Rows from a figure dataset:
--- Start ---
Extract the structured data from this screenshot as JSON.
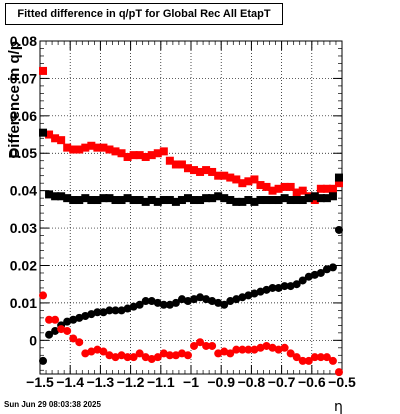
{
  "canvas_title": "Fitted difference in q/pT for Global Rec All EtapT",
  "timestamp": "Sun Jun 29 08:03:38 2025",
  "chart_data": {
    "type": "scatter",
    "title": "Fitted difference in q/pT for Global Rec All EtapT",
    "xlabel": "η",
    "ylabel": "Difference in q/p",
    "xlim": [
      -1.5,
      -0.5
    ],
    "ylim": [
      -0.009,
      0.08
    ],
    "xticks": [
      -1.5,
      -1.4,
      -1.3,
      -1.2,
      -1.1,
      -1,
      -0.9,
      -0.8,
      -0.7,
      -0.6,
      -0.5
    ],
    "xtick_labels": [
      "−1.5",
      "−1.4",
      "−1.3",
      "−1.2",
      "−1.1",
      "−1",
      "−0.9",
      "−0.8",
      "−0.7",
      "−0.6",
      "−0.5"
    ],
    "yticks": [
      0,
      0.01,
      0.02,
      0.03,
      0.04,
      0.05,
      0.06,
      0.07,
      0.08
    ],
    "ytick_labels": [
      "0",
      "0.01",
      "0.02",
      "0.03",
      "0.04",
      "0.05",
      "0.06",
      "0.07",
      "0.08"
    ],
    "grid": true,
    "x": [
      -1.49,
      -1.47,
      -1.45,
      -1.43,
      -1.41,
      -1.39,
      -1.37,
      -1.35,
      -1.33,
      -1.31,
      -1.29,
      -1.27,
      -1.25,
      -1.23,
      -1.21,
      -1.19,
      -1.17,
      -1.15,
      -1.13,
      -1.11,
      -1.09,
      -1.07,
      -1.05,
      -1.03,
      -1.01,
      -0.99,
      -0.97,
      -0.95,
      -0.93,
      -0.91,
      -0.89,
      -0.87,
      -0.85,
      -0.83,
      -0.81,
      -0.79,
      -0.77,
      -0.75,
      -0.73,
      -0.71,
      -0.69,
      -0.67,
      -0.65,
      -0.63,
      -0.61,
      -0.59,
      -0.57,
      -0.55,
      -0.53,
      -0.51
    ],
    "series": [
      {
        "color": "#ff0000",
        "marker": "square",
        "values": [
          0.072,
          0.055,
          0.054,
          0.0535,
          0.0515,
          0.051,
          0.051,
          0.0515,
          0.052,
          0.0515,
          0.0515,
          0.051,
          0.0505,
          0.05,
          0.049,
          0.0495,
          0.0495,
          0.049,
          0.0495,
          0.05,
          0.0505,
          0.048,
          0.047,
          0.047,
          0.046,
          0.0455,
          0.045,
          0.0455,
          0.045,
          0.044,
          0.044,
          0.0435,
          0.043,
          0.042,
          0.0425,
          0.043,
          0.0415,
          0.041,
          0.04,
          0.0405,
          0.041,
          0.041,
          0.0395,
          0.04,
          0.0385,
          0.0375,
          0.0405,
          0.0405,
          0.0405,
          0.042
        ]
      },
      {
        "color": "#000000",
        "marker": "square",
        "values": [
          0.0555,
          0.039,
          0.0385,
          0.0385,
          0.038,
          0.0375,
          0.0375,
          0.038,
          0.0375,
          0.0375,
          0.038,
          0.038,
          0.0375,
          0.0375,
          0.038,
          0.0375,
          0.0375,
          0.037,
          0.0375,
          0.037,
          0.0375,
          0.0375,
          0.037,
          0.0375,
          0.038,
          0.0375,
          0.0375,
          0.038,
          0.038,
          0.0385,
          0.038,
          0.0375,
          0.037,
          0.037,
          0.0375,
          0.037,
          0.0375,
          0.0375,
          0.0375,
          0.0375,
          0.038,
          0.0375,
          0.0375,
          0.0375,
          0.038,
          0.0385,
          0.038,
          0.038,
          0.0385,
          0.0435
        ]
      },
      {
        "color": "#000000",
        "marker": "circle",
        "values": [
          -0.0055,
          0.0015,
          0.0025,
          0.004,
          0.005,
          0.0055,
          0.006,
          0.0065,
          0.007,
          0.0075,
          0.0075,
          0.008,
          0.008,
          0.008,
          0.0085,
          0.009,
          0.0095,
          0.0105,
          0.0105,
          0.01,
          0.0095,
          0.0095,
          0.01,
          0.011,
          0.0105,
          0.011,
          0.0115,
          0.011,
          0.0105,
          0.01,
          0.0095,
          0.0105,
          0.011,
          0.0115,
          0.012,
          0.0125,
          0.013,
          0.0135,
          0.014,
          0.014,
          0.0145,
          0.0145,
          0.015,
          0.016,
          0.017,
          0.0175,
          0.018,
          0.019,
          0.0195,
          0.0295
        ]
      },
      {
        "color": "#ff0000",
        "marker": "circle",
        "values": [
          0.012,
          0.0055,
          0.0055,
          0.003,
          0.0025,
          0.0005,
          -0.0005,
          -0.0035,
          -0.003,
          -0.0025,
          -0.003,
          -0.004,
          -0.0045,
          -0.004,
          -0.0045,
          -0.0045,
          -0.0035,
          -0.0045,
          -0.005,
          -0.0045,
          -0.0035,
          -0.004,
          -0.004,
          -0.0035,
          -0.004,
          -0.0015,
          -0.0005,
          -0.0015,
          -0.0015,
          -0.0035,
          -0.003,
          -0.0035,
          -0.0025,
          -0.0025,
          -0.0025,
          -0.0025,
          -0.002,
          -0.0015,
          -0.002,
          -0.0025,
          -0.002,
          -0.0035,
          -0.0045,
          -0.0055,
          -0.0055,
          -0.0045,
          -0.0045,
          -0.0045,
          -0.0055,
          -0.0085
        ]
      }
    ]
  }
}
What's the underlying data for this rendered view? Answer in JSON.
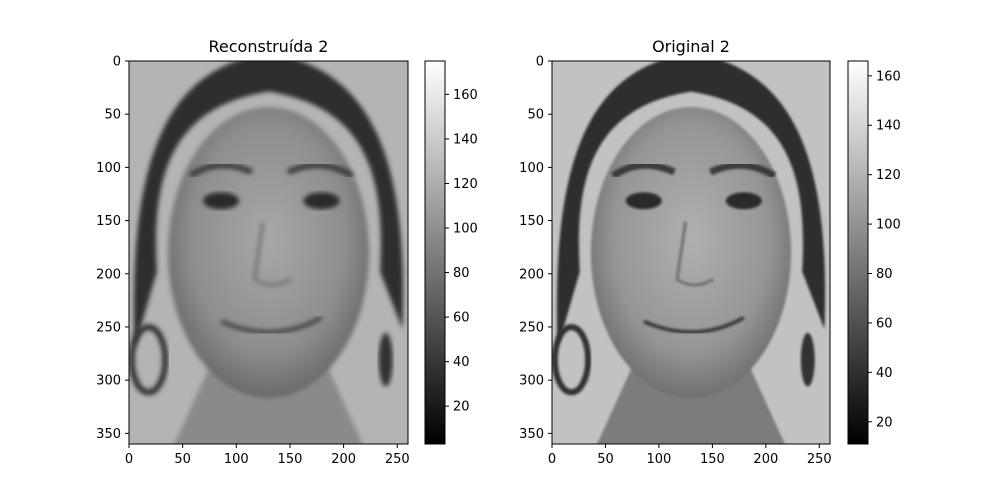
{
  "chart_data": [
    {
      "type": "heatmap",
      "subtype": "grayscale-image",
      "title": "Reconstruída 2",
      "content": "reconstructed grayscale face",
      "xlim": [
        0,
        260
      ],
      "ylim": [
        360,
        0
      ],
      "xticks": [
        0,
        50,
        100,
        150,
        200,
        250
      ],
      "yticks": [
        0,
        50,
        100,
        150,
        200,
        250,
        300,
        350
      ],
      "colormap": "gray",
      "colorbar": {
        "range": [
          3,
          175
        ],
        "ticks": [
          20,
          40,
          60,
          80,
          100,
          120,
          140,
          160
        ]
      }
    },
    {
      "type": "heatmap",
      "subtype": "grayscale-image",
      "title": "Original 2",
      "content": "original grayscale face photograph",
      "xlim": [
        0,
        260
      ],
      "ylim": [
        360,
        0
      ],
      "xticks": [
        0,
        50,
        100,
        150,
        200,
        250
      ],
      "yticks": [
        0,
        50,
        100,
        150,
        200,
        250,
        300,
        350
      ],
      "colormap": "gray",
      "colorbar": {
        "range": [
          11,
          166
        ],
        "ticks": [
          20,
          40,
          60,
          80,
          100,
          120,
          140,
          160
        ]
      }
    }
  ]
}
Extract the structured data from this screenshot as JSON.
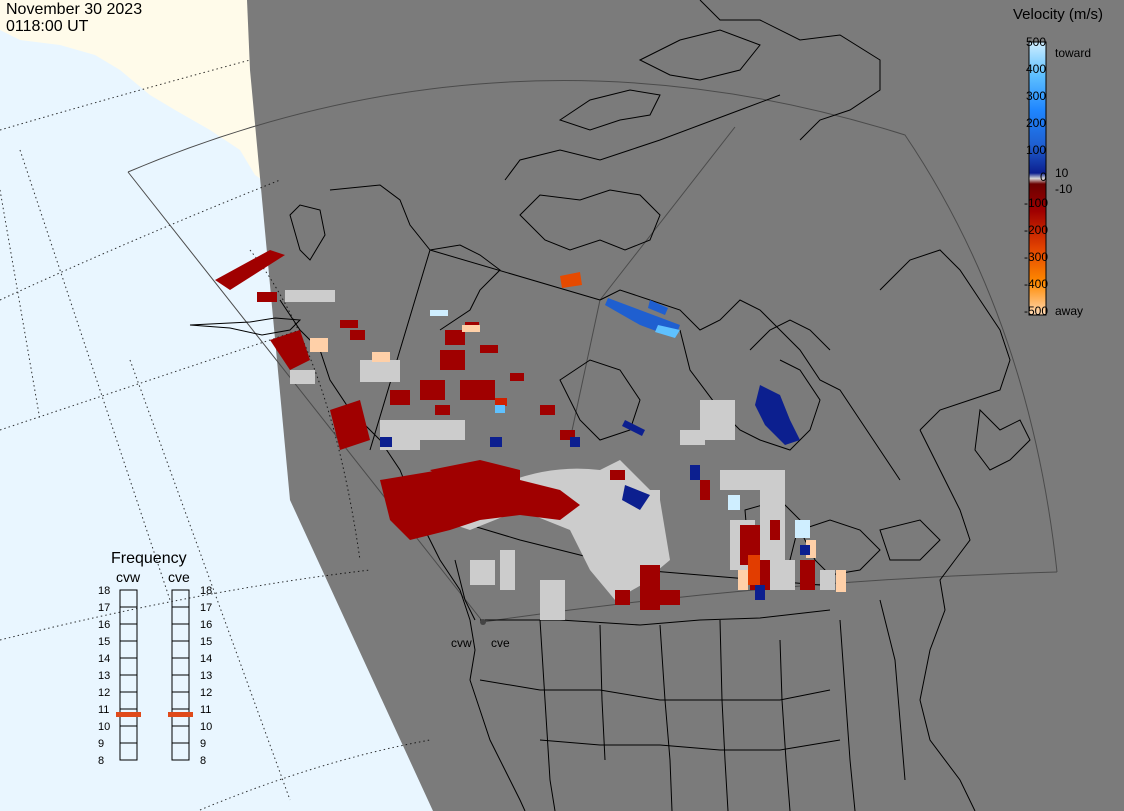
--- End ---
Aim of the task>
Drop the images and quote the entries word for word.

Correct answer>
Extract the structured data from this screenshot as JSON.
{
  "canvas_title": "Fitted difference in q/pT for Global Rec All EtapT",
  "timestamp": "Sun Jun 29 08:03:38 2025",
  "chart_data": {
    "type": "scatter",
    "title": "Fitted difference in q/pT for Global Rec All EtapT",
    "xlabel": "η",
    "ylabel": "Difference in q/p",
    "xlim": [
      -1.5,
      -0.5
    ],
    "ylim": [
      -0.009,
      0.08
    ],
    "xticks": [
      -1.5,
      -1.4,
      -1.3,
      -1.2,
      -1.1,
      -1,
      -0.9,
      -0.8,
      -0.7,
      -0.6,
      -0.5
    ],
    "xtick_labels": [
      "−1.5",
      "−1.4",
      "−1.3",
      "−1.2",
      "−1.1",
      "−1",
      "−0.9",
      "−0.8",
      "−0.7",
      "−0.6",
      "−0.5"
    ],
    "yticks": [
      0,
      0.01,
      0.02,
      0.03,
      0.04,
      0.05,
      0.06,
      0.07,
      0.08
    ],
    "ytick_labels": [
      "0",
      "0.01",
      "0.02",
      "0.03",
      "0.04",
      "0.05",
      "0.06",
      "0.07",
      "0.08"
    ],
    "grid": true,
    "x": [
      -1.49,
      -1.47,
      -1.45,
      -1.43,
      -1.41,
      -1.39,
      -1.37,
      -1.35,
      -1.33,
      -1.31,
      -1.29,
      -1.27,
      -1.25,
      -1.23,
      -1.21,
      -1.19,
      -1.17,
      -1.15,
      -1.13,
      -1.11,
      -1.09,
      -1.07,
      -1.05,
      -1.03,
      -1.01,
      -0.99,
      -0.97,
      -0.95,
      -0.93,
      -0.91,
      -0.89,
      -0.87,
      -0.85,
      -0.83,
      -0.81,
      -0.79,
      -0.77,
      -0.75,
      -0.73,
      -0.71,
      -0.69,
      -0.67,
      -0.65,
      -0.63,
      -0.61,
      -0.59,
      -0.57,
      -0.55,
      -0.53,
      -0.51
    ],
    "series": [
      {
        "color": "#ff0000",
        "marker": "square",
        "values": [
          0.072,
          0.055,
          0.054,
          0.0535,
          0.0515,
          0.051,
          0.051,
          0.0515,
          0.052,
          0.0515,
          0.0515,
          0.051,
          0.0505,
          0.05,
          0.049,
          0.0495,
          0.0495,
          0.049,
          0.0495,
          0.05,
          0.0505,
          0.048,
          0.047,
          0.047,
          0.046,
          0.0455,
          0.045,
          0.0455,
          0.045,
          0.044,
          0.044,
          0.0435,
          0.043,
          0.042,
          0.0425,
          0.043,
          0.0415,
          0.041,
          0.04,
          0.0405,
          0.041,
          0.041,
          0.0395,
          0.04,
          0.0385,
          0.0375,
          0.0405,
          0.0405,
          0.0405,
          0.042
        ]
      },
      {
        "color": "#000000",
        "marker": "square",
        "values": [
          0.0555,
          0.039,
          0.0385,
          0.0385,
          0.038,
          0.0375,
          0.0375,
          0.038,
          0.0375,
          0.0375,
          0.038,
          0.038,
          0.0375,
          0.0375,
          0.038,
          0.0375,
          0.0375,
          0.037,
          0.0375,
          0.037,
          0.0375,
          0.0375,
          0.037,
          0.0375,
          0.038,
          0.0375,
          0.0375,
          0.038,
          0.038,
          0.0385,
          0.038,
          0.0375,
          0.037,
          0.037,
          0.0375,
          0.037,
          0.0375,
          0.0375,
          0.0375,
          0.0375,
          0.038,
          0.0375,
          0.0375,
          0.0375,
          0.038,
          0.0385,
          0.038,
          0.038,
          0.0385,
          0.0435
        ]
      },
      {
        "color": "#000000",
        "marker": "circle",
        "values": [
          -0.0055,
          0.0015,
          0.0025,
          0.004,
          0.005,
          0.0055,
          0.006,
          0.0065,
          0.007,
          0.0075,
          0.0075,
          0.008,
          0.008,
          0.008,
          0.0085,
          0.009,
          0.0095,
          0.0105,
          0.0105,
          0.01,
          0.0095,
          0.0095,
          0.01,
          0.011,
          0.0105,
          0.011,
          0.0115,
          0.011,
          0.0105,
          0.01,
          0.0095,
          0.0105,
          0.011,
          0.0115,
          0.012,
          0.0125,
          0.013,
          0.0135,
          0.014,
          0.014,
          0.0145,
          0.0145,
          0.015,
          0.016,
          0.017,
          0.0175,
          0.018,
          0.019,
          0.0195,
          0.0295
        ]
      },
      {
        "color": "#ff0000",
        "marker": "circle",
        "values": [
          0.012,
          0.0055,
          0.0055,
          0.003,
          0.0025,
          0.0005,
          -0.0005,
          -0.0035,
          -0.003,
          -0.0025,
          -0.003,
          -0.004,
          -0.0045,
          -0.004,
          -0.0045,
          -0.0045,
          -0.0035,
          -0.0045,
          -0.005,
          -0.0045,
          -0.0035,
          -0.004,
          -0.004,
          -0.0035,
          -0.004,
          -0.0015,
          -0.0005,
          -0.0015,
          -0.0015,
          -0.0035,
          -0.003,
          -0.0035,
          -0.0025,
          -0.0025,
          -0.0025,
          -0.0025,
          -0.002,
          -0.0015,
          -0.002,
          -0.0025,
          -0.002,
          -0.0035,
          -0.0045,
          -0.0055,
          -0.0055,
          -0.0045,
          -0.0045,
          -0.0045,
          -0.0055,
          -0.0085
        ]
      }
    ]
  }
}
What's the underlying data for this rendered view? Answer in JSON.
{
  "chart_data": [
    {
      "type": "heatmap",
      "subtype": "grayscale-image",
      "title": "Reconstruída 2",
      "content": "reconstructed grayscale face",
      "xlim": [
        0,
        260
      ],
      "ylim": [
        360,
        0
      ],
      "xticks": [
        0,
        50,
        100,
        150,
        200,
        250
      ],
      "yticks": [
        0,
        50,
        100,
        150,
        200,
        250,
        300,
        350
      ],
      "colormap": "gray",
      "colorbar": {
        "range": [
          3,
          175
        ],
        "ticks": [
          20,
          40,
          60,
          80,
          100,
          120,
          140,
          160
        ]
      }
    },
    {
      "type": "heatmap",
      "subtype": "grayscale-image",
      "title": "Original 2",
      "content": "original grayscale face photograph",
      "xlim": [
        0,
        260
      ],
      "ylim": [
        360,
        0
      ],
      "xticks": [
        0,
        50,
        100,
        150,
        200,
        250
      ],
      "yticks": [
        0,
        50,
        100,
        150,
        200,
        250,
        300,
        350
      ],
      "colormap": "gray",
      "colorbar": {
        "range": [
          11,
          166
        ],
        "ticks": [
          20,
          40,
          60,
          80,
          100,
          120,
          140,
          160
        ]
      }
    }
  ]
}
Extract the structured data from this screenshot as JSON.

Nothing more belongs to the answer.